• AIM OF THE EXERCISE
Your task is to print all of the data below exactly, with no pictures included.

(RECORDS FOR THE EXERCISE Opens)

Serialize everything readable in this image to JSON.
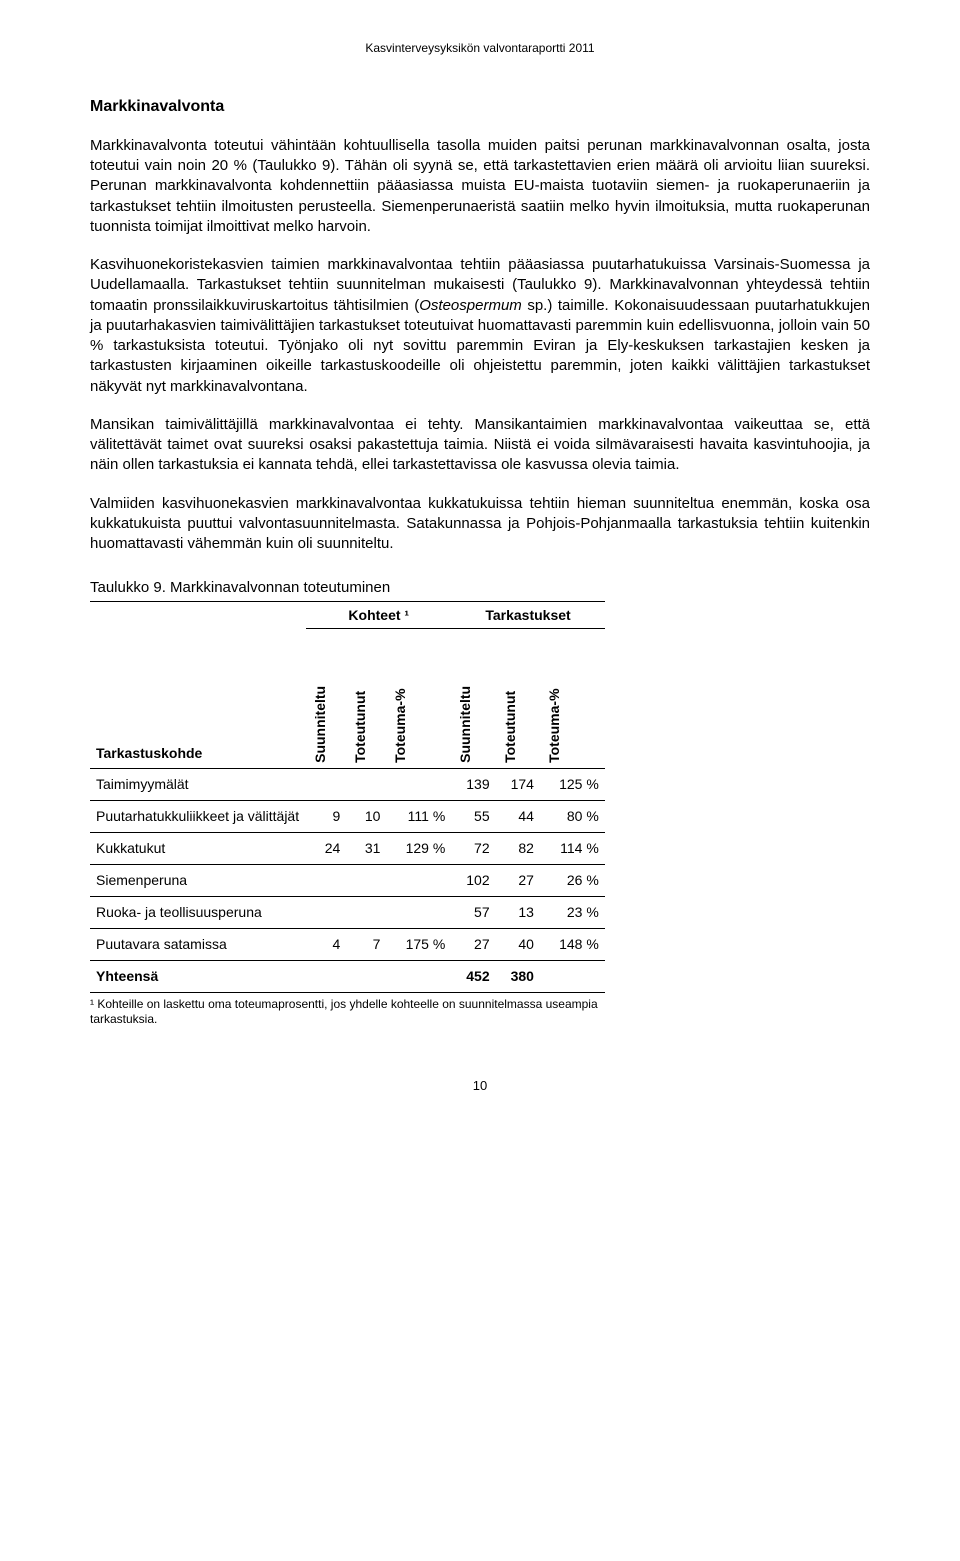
{
  "header": "Kasvinterveysyksikön valvontaraportti 2011",
  "section_title": "Markkinavalvonta",
  "paragraphs": [
    "Markkinavalvonta toteutui vähintään kohtuullisella tasolla muiden paitsi perunan markkinavalvonnan osalta, josta toteutui vain noin 20 % (Taulukko 9). Tähän oli syynä se, että tarkastettavien erien määrä oli arvioitu liian suureksi. Perunan markkinavalvonta kohdennettiin pääasiassa muista EU-maista tuotaviin siemen- ja ruokaperunaeriin ja tarkastukset tehtiin ilmoitusten perusteella. Siemenperunaeristä saatiin melko hyvin ilmoituksia, mutta ruokaperunan tuonnista toimijat ilmoittivat melko harvoin.",
    "Kasvihuonekoristekasvien taimien markkinavalvontaa tehtiin pääasiassa puutarhatukuissa Varsinais-Suomessa ja Uudellamaalla. Tarkastukset tehtiin suunnitelman mukaisesti (Taulukko 9). Markkinavalvonnan yhteydessä tehtiin tomaatin pronssilaikkuviruskartoitus tähtisilmien (Osteospermum sp.) taimille. Kokonaisuudessaan puutarhatukkujen ja puutarhakasvien taimivälittäjien tarkastukset toteutuivat huomattavasti paremmin kuin edellisvuonna, jolloin vain 50 % tarkastuksista toteutui. Työnjako oli nyt sovittu paremmin Eviran ja Ely-keskuksen tarkastajien kesken ja tarkastusten kirjaaminen oikeille tarkastuskoodeille oli ohjeistettu paremmin, joten kaikki välittäjien tarkastukset näkyvät nyt markkinavalvontana.",
    "Mansikan taimivälittäjillä markkinavalvontaa ei tehty. Mansikantaimien markkinavalvontaa vaikeuttaa se, että välitettävät taimet ovat suureksi osaksi pakastettuja taimia. Niistä ei voida silmävaraisesti havaita kasvintuhoojia, ja näin ollen tarkastuksia ei kannata tehdä, ellei tarkastettavissa ole kasvussa olevia taimia.",
    "Valmiiden kasvihuonekasvien markkinavalvontaa kukkatukuissa tehtiin hieman suunniteltua enemmän, koska osa kukkatukuista puuttui valvontasuunnitelmasta. Satakunnassa ja Pohjois-Pohjanmaalla tarkastuksia tehtiin kuitenkin huomattavasti vähemmän kuin oli suunniteltu."
  ],
  "p2_italic_label": "Osteospermum",
  "table": {
    "title": "Taulukko 9. Markkinavalvonnan toteutuminen",
    "group_headers": [
      "",
      "Kohteet ¹",
      "Tarkastukset"
    ],
    "col_headers": [
      "Tarkastuskohde",
      "Suunniteltu",
      "Toteutunut",
      "Toteuma-%",
      "Suunniteltu",
      "Toteutunut",
      "Toteuma-%"
    ],
    "rows": [
      {
        "label": "Taimimyymälät",
        "c": [
          "",
          "",
          "",
          "139",
          "174",
          "125 %"
        ]
      },
      {
        "label": "Puutarhatukkuliikkeet ja välittäjät",
        "c": [
          "9",
          "10",
          "111 %",
          "55",
          "44",
          "80 %"
        ]
      },
      {
        "label": "Kukkatukut",
        "c": [
          "24",
          "31",
          "129 %",
          "72",
          "82",
          "114 %"
        ]
      },
      {
        "label": "Siemenperuna",
        "c": [
          "",
          "",
          "",
          "102",
          "27",
          "26 %"
        ]
      },
      {
        "label": "Ruoka- ja teollisuusperuna",
        "c": [
          "",
          "",
          "",
          "57",
          "13",
          "23 %"
        ]
      },
      {
        "label": "Puutavara satamissa",
        "c": [
          "4",
          "7",
          "175 %",
          "27",
          "40",
          "148 %"
        ]
      }
    ],
    "total": {
      "label": "Yhteensä",
      "c": [
        "",
        "",
        "",
        "452",
        "380",
        ""
      ]
    },
    "footnote": "¹ Kohteille on laskettu oma toteumaprosentti, jos yhdelle kohteelle on suunnitelmassa useampia tarkastuksia."
  },
  "page_number": "10",
  "colors": {
    "text": "#000000",
    "background": "#ffffff",
    "border": "#000000"
  }
}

(RECORDS FOR THE EXERCISE Closes)

• RESPONSE TO THIS TASK
Serialize everything readable in this image to JSON.
{
  "header": "Kasvinterveysyksikön valvontaraportti 2011",
  "section_title": "Markkinavalvonta",
  "paragraphs": [
    "Markkinavalvonta toteutui vähintään kohtuullisella tasolla muiden paitsi perunan markkinavalvonnan osalta, josta toteutui vain noin 20 % (Taulukko 9). Tähän oli syynä se, että tarkastettavien erien määrä oli arvioitu liian suureksi. Perunan markkinavalvonta kohdennettiin pääasiassa muista EU-maista tuotaviin siemen- ja ruokaperunaeriin ja tarkastukset tehtiin ilmoitusten perusteella. Siemenperunaeristä saatiin melko hyvin ilmoituksia, mutta ruokaperunan tuonnista toimijat ilmoittivat melko harvoin.",
    "Kasvihuonekoristekasvien taimien markkinavalvontaa tehtiin pääasiassa puutarhatukuissa Varsinais-Suomessa ja Uudellamaalla. Tarkastukset tehtiin suunnitelman mukaisesti (Taulukko 9). Markkinavalvonnan yhteydessä tehtiin tomaatin pronssilaikkuviruskartoitus tähtisilmien (Osteospermum sp.) taimille. Kokonaisuudessaan puutarhatukkujen ja puutarhakasvien taimivälittäjien tarkastukset toteutuivat huomattavasti paremmin kuin edellisvuonna, jolloin vain 50 % tarkastuksista toteutui. Työnjako oli nyt sovittu paremmin Eviran ja Ely-keskuksen tarkastajien kesken ja tarkastusten kirjaaminen oikeille tarkastuskoodeille oli ohjeistettu paremmin, joten kaikki välittäjien tarkastukset näkyvät nyt markkinavalvontana.",
    "Mansikan taimivälittäjillä markkinavalvontaa ei tehty. Mansikantaimien markkinavalvontaa vaikeuttaa se, että välitettävät taimet ovat suureksi osaksi pakastettuja taimia. Niistä ei voida silmävaraisesti havaita kasvintuhoojia, ja näin ollen tarkastuksia ei kannata tehdä, ellei tarkastettavissa ole kasvussa olevia taimia.",
    "Valmiiden kasvihuonekasvien markkinavalvontaa kukkatukuissa tehtiin hieman suunniteltua enemmän, koska osa kukkatukuista puuttui valvontasuunnitelmasta. Satakunnassa ja Pohjois-Pohjanmaalla tarkastuksia tehtiin kuitenkin huomattavasti vähemmän kuin oli suunniteltu."
  ],
  "p2_italic_label": "Osteospermum",
  "table": {
    "title": "Taulukko 9. Markkinavalvonnan toteutuminen",
    "group_headers": [
      "",
      "Kohteet ¹",
      "Tarkastukset"
    ],
    "col_headers": [
      "Tarkastuskohde",
      "Suunniteltu",
      "Toteutunut",
      "Toteuma-%",
      "Suunniteltu",
      "Toteutunut",
      "Toteuma-%"
    ],
    "rows": [
      {
        "label": "Taimimyymälät",
        "c": [
          "",
          "",
          "",
          "139",
          "174",
          "125 %"
        ]
      },
      {
        "label": "Puutarhatukkuliikkeet ja välittäjät",
        "c": [
          "9",
          "10",
          "111 %",
          "55",
          "44",
          "80 %"
        ]
      },
      {
        "label": "Kukkatukut",
        "c": [
          "24",
          "31",
          "129 %",
          "72",
          "82",
          "114 %"
        ]
      },
      {
        "label": "Siemenperuna",
        "c": [
          "",
          "",
          "",
          "102",
          "27",
          "26 %"
        ]
      },
      {
        "label": "Ruoka- ja teollisuusperuna",
        "c": [
          "",
          "",
          "",
          "57",
          "13",
          "23 %"
        ]
      },
      {
        "label": "Puutavara satamissa",
        "c": [
          "4",
          "7",
          "175 %",
          "27",
          "40",
          "148 %"
        ]
      }
    ],
    "total": {
      "label": "Yhteensä",
      "c": [
        "",
        "",
        "",
        "452",
        "380",
        ""
      ]
    },
    "footnote": "¹ Kohteille on laskettu oma toteumaprosentti, jos yhdelle kohteelle on suunnitelmassa useampia tarkastuksia."
  },
  "page_number": "10",
  "colors": {
    "text": "#000000",
    "background": "#ffffff",
    "border": "#000000"
  }
}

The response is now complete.